Spot each line in the records below where the word "nhiều" occurs, then copy it.

Provided records:
# # # #

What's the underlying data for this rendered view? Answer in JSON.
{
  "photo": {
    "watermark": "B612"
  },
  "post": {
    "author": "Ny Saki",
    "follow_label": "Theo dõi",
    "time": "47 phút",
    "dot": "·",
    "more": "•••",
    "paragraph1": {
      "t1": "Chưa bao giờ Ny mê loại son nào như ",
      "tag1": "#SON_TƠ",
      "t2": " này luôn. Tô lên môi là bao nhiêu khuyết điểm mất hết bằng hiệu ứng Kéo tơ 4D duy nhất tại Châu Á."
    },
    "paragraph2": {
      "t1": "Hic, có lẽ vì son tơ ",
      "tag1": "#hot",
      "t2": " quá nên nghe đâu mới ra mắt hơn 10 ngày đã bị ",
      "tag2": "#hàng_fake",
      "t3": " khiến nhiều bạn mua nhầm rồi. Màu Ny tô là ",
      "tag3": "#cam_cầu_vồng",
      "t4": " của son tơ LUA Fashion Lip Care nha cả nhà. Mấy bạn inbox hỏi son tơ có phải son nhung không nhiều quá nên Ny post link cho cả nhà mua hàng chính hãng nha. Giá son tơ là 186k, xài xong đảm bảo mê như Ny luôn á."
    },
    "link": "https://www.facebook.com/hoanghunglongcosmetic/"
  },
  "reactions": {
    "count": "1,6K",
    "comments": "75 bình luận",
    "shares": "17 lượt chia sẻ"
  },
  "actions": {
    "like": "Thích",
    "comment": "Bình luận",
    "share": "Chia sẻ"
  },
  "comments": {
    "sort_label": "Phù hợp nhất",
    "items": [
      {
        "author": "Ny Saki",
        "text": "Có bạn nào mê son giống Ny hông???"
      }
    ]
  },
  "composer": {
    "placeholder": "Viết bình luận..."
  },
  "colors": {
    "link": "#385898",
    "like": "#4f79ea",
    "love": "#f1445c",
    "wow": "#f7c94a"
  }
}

# # # #

Reply:
      "t3": " khiến nhiều bạn mua nhầm rồi. Màu Ny tô là ",
      "t4": " của son tơ LUA Fashion Lip Care nha cả nhà. Mấy bạn inbox hỏi son tơ có phải son nhung không nhiều quá nên Ny post link cho cả nhà mua hàng chính hãng nha. Giá son tơ là 186k, xài xong đảm bảo mê như Ny luôn á."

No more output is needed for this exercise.